» SET EXERCISE: The entries below are to be transcribed in full, without their images.

Stored data entries
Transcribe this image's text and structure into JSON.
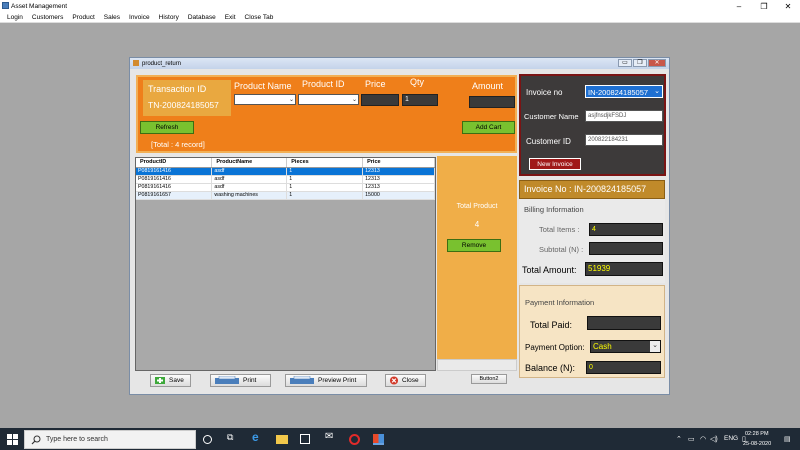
{
  "app": {
    "title": "Asset Management",
    "menu": [
      "Login",
      "Customers",
      "Product",
      "Sales",
      "Invoice",
      "History",
      "Database",
      "Exit",
      "Close Tab"
    ]
  },
  "window": {
    "title": "product_return"
  },
  "transaction": {
    "label": "Transaction ID",
    "value": "TN-200824185057"
  },
  "form": {
    "product_name_label": "Product Name",
    "product_id_label": "Product ID",
    "price_label": "Price",
    "qty_label": "Qty",
    "qty_value": "1",
    "amount_label": "Amount",
    "refresh_label": "Refresh",
    "add_cart_label": "Add Cart",
    "total_records": "[Total : 4 record]"
  },
  "grid": {
    "headers": [
      "ProductID",
      "ProductName",
      "Pieces",
      "Price"
    ],
    "rows": [
      [
        "P0819161416",
        "asdf",
        "1",
        "12313"
      ],
      [
        "P0819161416",
        "asdf",
        "1",
        "12313"
      ],
      [
        "P0819161416",
        "asdf",
        "1",
        "12313"
      ],
      [
        "P0819161657",
        "washing machines",
        "1",
        "15000"
      ]
    ]
  },
  "middle": {
    "total_product_label": "Total Product",
    "total_product_value": "4",
    "remove_label": "Remove",
    "button2_label": "Button2"
  },
  "actions": {
    "save_label": "Save",
    "print_label": "Print",
    "preview_print_label": "Preview Print",
    "close_label": "Close"
  },
  "invoice": {
    "invoice_no_label": "Invoice no",
    "invoice_no_value": "IN-200824185057",
    "customer_name_label": "Customer  Name",
    "customer_name_value": "asjfnsdjkFSDJ",
    "customer_id_label": "Customer  ID",
    "customer_id_value": "200822184231",
    "new_invoice_label": "New Invoice",
    "header": "Invoice No :  IN-200824185057"
  },
  "billing": {
    "section_label": "Billing Information",
    "total_items_label": "Total Items :",
    "total_items_value": "4",
    "subtotal_label": "Subtotal (N) :",
    "subtotal_value": "",
    "total_amount_label": "Total Amount:",
    "total_amount_value": "51939"
  },
  "payment": {
    "section_label": "Payment Information",
    "total_paid_label": "Total Paid:",
    "total_paid_value": "",
    "option_label": "Payment Option:",
    "option_value": "Cash",
    "balance_label": "Balance (N):",
    "balance_value": "0"
  },
  "taskbar": {
    "search_placeholder": "Type here to search",
    "language": "ENG",
    "time": "02:28 PM",
    "date": "25-08-2020"
  },
  "colors": {
    "accent_orange": "#ef7f1a",
    "selection_blue": "#0a74d6",
    "button_green": "#79c12f",
    "invoice_panel": "#3d3a3a",
    "new_invoice_red": "#a01818"
  }
}
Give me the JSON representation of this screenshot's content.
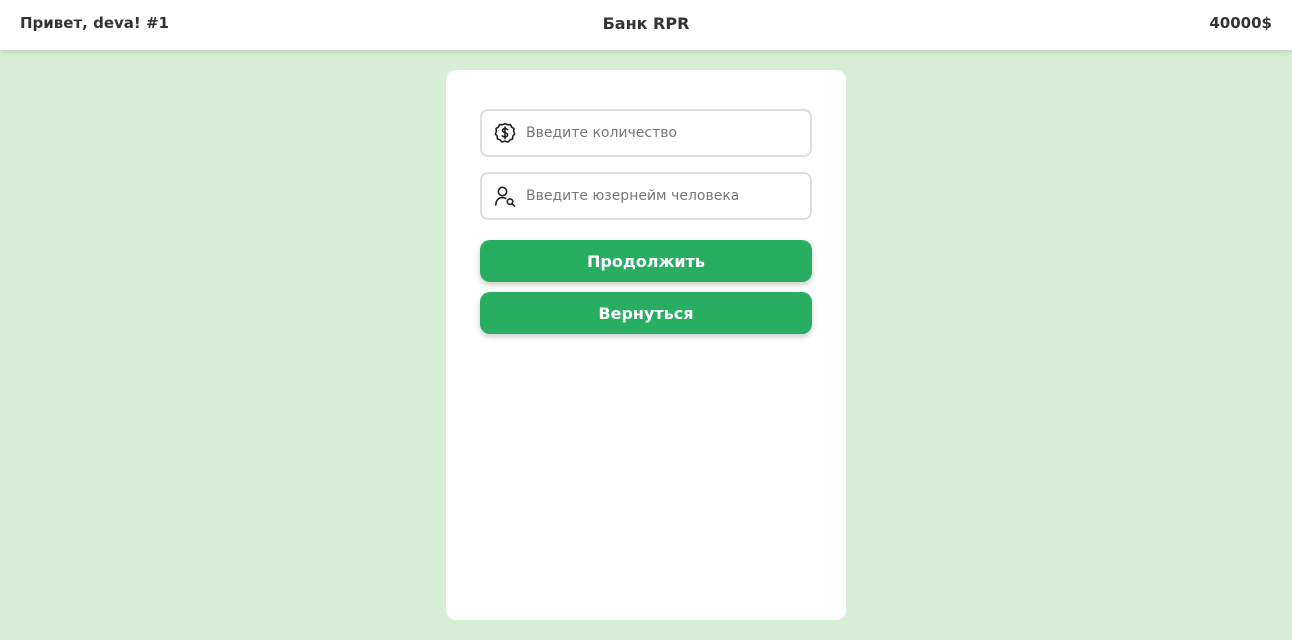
{
  "header": {
    "greeting": "Привет, deva! #1",
    "title": "Банк RPR",
    "balance": "40000$"
  },
  "form": {
    "amount": {
      "icon": "dollar-coin-icon",
      "placeholder": "Введите количество",
      "value": ""
    },
    "username": {
      "icon": "user-search-icon",
      "placeholder": "Введите юзернейм человека",
      "value": ""
    },
    "continue_label": "Продолжить",
    "back_label": "Вернуться"
  },
  "colors": {
    "page_background": "#d5efd6",
    "button": "#27ae60",
    "card": "#ffffff"
  }
}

» RESULT:
Transcribe this image's text and structure into JSON.
{
  "app": {
    "title": "Asset Management",
    "menu": [
      "Login",
      "Customers",
      "Product",
      "Sales",
      "Invoice",
      "History",
      "Database",
      "Exit",
      "Close Tab"
    ]
  },
  "window": {
    "title": "product_return"
  },
  "transaction": {
    "label": "Transaction ID",
    "value": "TN-200824185057"
  },
  "form": {
    "product_name_label": "Product Name",
    "product_id_label": "Product ID",
    "price_label": "Price",
    "qty_label": "Qty",
    "qty_value": "1",
    "amount_label": "Amount",
    "refresh_label": "Refresh",
    "add_cart_label": "Add Cart",
    "total_records": "[Total : 4 record]"
  },
  "grid": {
    "headers": [
      "ProductID",
      "ProductName",
      "Pieces",
      "Price"
    ],
    "rows": [
      [
        "P0819161416",
        "asdf",
        "1",
        "12313"
      ],
      [
        "P0819161416",
        "asdf",
        "1",
        "12313"
      ],
      [
        "P0819161416",
        "asdf",
        "1",
        "12313"
      ],
      [
        "P0819161657",
        "washing machines",
        "1",
        "15000"
      ]
    ]
  },
  "middle": {
    "total_product_label": "Total Product",
    "total_product_value": "4",
    "remove_label": "Remove",
    "button2_label": "Button2"
  },
  "actions": {
    "save_label": "Save",
    "print_label": "Print",
    "preview_print_label": "Preview Print",
    "close_label": "Close"
  },
  "invoice": {
    "invoice_no_label": "Invoice no",
    "invoice_no_value": "IN-200824185057",
    "customer_name_label": "Customer  Name",
    "customer_name_value": "asjfnsdjkFSDJ",
    "customer_id_label": "Customer  ID",
    "customer_id_value": "200822184231",
    "new_invoice_label": "New Invoice",
    "header": "Invoice No :  IN-200824185057"
  },
  "billing": {
    "section_label": "Billing Information",
    "total_items_label": "Total Items :",
    "total_items_value": "4",
    "subtotal_label": "Subtotal (N) :",
    "subtotal_value": "",
    "total_amount_label": "Total Amount:",
    "total_amount_value": "51939"
  },
  "payment": {
    "section_label": "Payment Information",
    "total_paid_label": "Total Paid:",
    "total_paid_value": "",
    "option_label": "Payment Option:",
    "option_value": "Cash",
    "balance_label": "Balance (N):",
    "balance_value": "0"
  },
  "taskbar": {
    "search_placeholder": "Type here to search",
    "language": "ENG",
    "time": "02:28 PM",
    "date": "25-08-2020"
  },
  "colors": {
    "accent_orange": "#ef7f1a",
    "selection_blue": "#0a74d6",
    "button_green": "#79c12f",
    "invoice_panel": "#3d3a3a",
    "new_invoice_red": "#a01818"
  }
}
Give me the JSON representation of this screenshot's content.
{
  "header": {
    "greeting": "Привет, deva! #1",
    "title": "Банк RPR",
    "balance": "40000$"
  },
  "form": {
    "amount": {
      "icon": "dollar-coin-icon",
      "placeholder": "Введите количество",
      "value": ""
    },
    "username": {
      "icon": "user-search-icon",
      "placeholder": "Введите юзернейм человека",
      "value": ""
    },
    "continue_label": "Продолжить",
    "back_label": "Вернуться"
  },
  "colors": {
    "page_background": "#d5efd6",
    "button": "#27ae60",
    "card": "#ffffff"
  }
}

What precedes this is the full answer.